* What is being asked *
From the listing below, extract every line in which the word "Abundance" appears.

==== Records supplied ====

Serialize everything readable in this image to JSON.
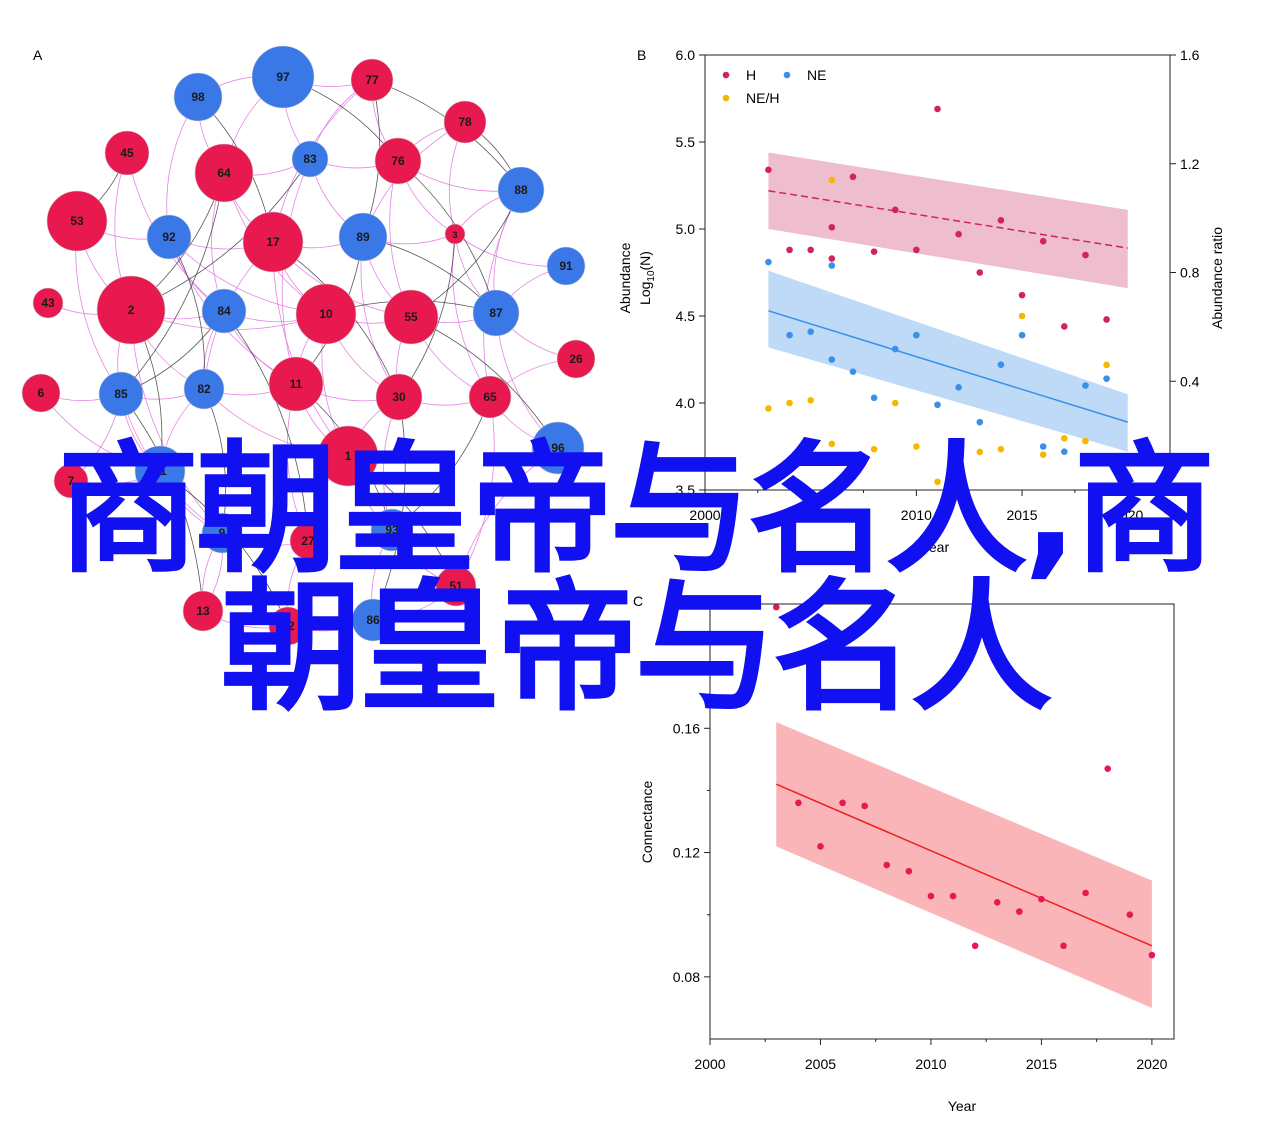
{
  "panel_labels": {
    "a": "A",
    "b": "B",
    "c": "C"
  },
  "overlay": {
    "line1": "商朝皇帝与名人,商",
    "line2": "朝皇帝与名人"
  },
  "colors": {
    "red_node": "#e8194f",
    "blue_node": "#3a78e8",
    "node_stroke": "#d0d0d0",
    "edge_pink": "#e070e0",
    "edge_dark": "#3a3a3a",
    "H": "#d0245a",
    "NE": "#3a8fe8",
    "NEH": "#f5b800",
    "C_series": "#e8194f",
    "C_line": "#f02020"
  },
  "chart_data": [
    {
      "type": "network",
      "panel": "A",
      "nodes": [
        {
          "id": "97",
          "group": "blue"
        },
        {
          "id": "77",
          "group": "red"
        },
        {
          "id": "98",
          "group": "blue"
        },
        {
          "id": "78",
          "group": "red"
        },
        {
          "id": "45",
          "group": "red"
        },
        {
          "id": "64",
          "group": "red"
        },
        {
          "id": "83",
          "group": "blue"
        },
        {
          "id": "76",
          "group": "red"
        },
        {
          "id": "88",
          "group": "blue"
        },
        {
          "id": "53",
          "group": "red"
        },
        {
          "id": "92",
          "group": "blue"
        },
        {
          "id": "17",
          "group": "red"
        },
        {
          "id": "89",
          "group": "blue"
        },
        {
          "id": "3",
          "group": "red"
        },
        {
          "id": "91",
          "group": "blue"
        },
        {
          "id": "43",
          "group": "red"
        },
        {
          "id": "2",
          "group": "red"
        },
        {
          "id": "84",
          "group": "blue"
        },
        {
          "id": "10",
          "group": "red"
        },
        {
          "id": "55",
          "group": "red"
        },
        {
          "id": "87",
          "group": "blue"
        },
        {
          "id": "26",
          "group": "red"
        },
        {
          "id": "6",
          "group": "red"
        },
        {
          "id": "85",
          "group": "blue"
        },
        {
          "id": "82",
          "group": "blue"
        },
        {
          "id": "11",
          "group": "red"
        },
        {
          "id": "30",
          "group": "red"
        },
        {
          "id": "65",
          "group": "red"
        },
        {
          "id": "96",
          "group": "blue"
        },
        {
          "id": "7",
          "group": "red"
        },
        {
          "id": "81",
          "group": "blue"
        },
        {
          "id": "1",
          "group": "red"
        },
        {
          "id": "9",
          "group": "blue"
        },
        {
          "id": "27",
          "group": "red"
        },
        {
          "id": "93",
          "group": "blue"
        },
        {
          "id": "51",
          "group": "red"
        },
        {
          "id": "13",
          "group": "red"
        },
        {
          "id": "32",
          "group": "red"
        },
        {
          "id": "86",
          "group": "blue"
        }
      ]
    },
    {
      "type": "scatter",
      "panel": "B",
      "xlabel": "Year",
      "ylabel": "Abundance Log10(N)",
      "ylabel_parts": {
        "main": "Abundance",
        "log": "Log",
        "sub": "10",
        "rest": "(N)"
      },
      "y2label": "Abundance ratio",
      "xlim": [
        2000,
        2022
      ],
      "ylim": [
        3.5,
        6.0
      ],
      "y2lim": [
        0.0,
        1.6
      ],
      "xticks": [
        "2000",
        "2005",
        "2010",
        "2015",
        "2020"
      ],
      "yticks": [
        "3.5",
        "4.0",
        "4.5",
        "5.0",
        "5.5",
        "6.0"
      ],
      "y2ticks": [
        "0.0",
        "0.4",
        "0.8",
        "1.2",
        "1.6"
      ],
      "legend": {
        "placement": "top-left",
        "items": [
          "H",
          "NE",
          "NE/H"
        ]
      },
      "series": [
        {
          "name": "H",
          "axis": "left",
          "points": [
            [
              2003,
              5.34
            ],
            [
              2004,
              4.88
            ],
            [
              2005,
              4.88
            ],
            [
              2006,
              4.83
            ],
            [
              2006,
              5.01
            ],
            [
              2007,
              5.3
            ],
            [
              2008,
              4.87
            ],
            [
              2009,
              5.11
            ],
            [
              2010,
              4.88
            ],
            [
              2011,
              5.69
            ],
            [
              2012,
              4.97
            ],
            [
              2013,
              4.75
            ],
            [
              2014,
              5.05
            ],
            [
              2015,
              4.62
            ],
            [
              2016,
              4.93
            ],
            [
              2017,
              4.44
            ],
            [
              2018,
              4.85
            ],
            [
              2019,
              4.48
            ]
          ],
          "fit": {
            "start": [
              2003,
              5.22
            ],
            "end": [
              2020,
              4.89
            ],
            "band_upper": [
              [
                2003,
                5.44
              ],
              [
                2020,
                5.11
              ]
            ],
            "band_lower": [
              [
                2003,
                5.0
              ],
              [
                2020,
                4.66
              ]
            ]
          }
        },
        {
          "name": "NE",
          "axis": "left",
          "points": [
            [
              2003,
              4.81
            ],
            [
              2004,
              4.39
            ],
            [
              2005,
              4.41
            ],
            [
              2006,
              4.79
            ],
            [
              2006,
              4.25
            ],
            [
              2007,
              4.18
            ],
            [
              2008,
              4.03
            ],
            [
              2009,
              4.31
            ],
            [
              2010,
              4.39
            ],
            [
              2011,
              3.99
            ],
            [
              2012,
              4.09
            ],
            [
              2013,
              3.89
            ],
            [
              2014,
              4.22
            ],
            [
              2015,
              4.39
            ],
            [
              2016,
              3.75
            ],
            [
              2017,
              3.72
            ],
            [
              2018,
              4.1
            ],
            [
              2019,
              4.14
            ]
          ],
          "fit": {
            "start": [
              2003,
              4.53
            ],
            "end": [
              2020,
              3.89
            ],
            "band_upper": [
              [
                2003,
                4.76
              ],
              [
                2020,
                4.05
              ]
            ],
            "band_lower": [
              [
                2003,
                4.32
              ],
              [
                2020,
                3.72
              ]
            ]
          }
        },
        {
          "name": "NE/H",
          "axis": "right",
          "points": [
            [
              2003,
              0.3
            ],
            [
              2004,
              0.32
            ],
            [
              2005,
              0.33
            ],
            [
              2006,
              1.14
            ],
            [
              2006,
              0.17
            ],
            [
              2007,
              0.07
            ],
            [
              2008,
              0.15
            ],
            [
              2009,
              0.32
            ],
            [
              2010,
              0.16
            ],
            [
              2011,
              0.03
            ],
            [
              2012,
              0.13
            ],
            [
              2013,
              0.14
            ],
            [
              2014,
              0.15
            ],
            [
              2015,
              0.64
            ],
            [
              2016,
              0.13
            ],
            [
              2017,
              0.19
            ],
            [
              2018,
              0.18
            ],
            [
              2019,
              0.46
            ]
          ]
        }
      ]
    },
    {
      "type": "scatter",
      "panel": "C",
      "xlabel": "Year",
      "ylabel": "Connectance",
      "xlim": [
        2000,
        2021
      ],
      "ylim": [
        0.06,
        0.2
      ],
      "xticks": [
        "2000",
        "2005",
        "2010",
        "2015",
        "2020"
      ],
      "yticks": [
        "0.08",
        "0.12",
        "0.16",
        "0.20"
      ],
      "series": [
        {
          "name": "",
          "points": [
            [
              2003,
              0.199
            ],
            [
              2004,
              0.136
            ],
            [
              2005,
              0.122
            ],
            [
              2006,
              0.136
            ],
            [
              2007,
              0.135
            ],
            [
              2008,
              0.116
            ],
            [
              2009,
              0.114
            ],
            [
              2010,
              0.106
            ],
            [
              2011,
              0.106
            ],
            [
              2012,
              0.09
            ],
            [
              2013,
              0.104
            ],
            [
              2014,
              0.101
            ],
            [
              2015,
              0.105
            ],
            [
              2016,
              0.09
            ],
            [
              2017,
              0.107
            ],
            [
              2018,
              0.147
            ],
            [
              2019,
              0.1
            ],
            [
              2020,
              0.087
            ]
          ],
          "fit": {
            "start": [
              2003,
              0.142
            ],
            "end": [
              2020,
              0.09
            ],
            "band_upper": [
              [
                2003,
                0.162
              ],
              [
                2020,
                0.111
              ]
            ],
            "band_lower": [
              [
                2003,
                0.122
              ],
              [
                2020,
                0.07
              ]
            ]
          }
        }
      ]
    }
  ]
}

====

* The response *
      "ylabel": "Abundance Log10(N)",
        "main": "Abundance",
      "y2label": "Abundance ratio",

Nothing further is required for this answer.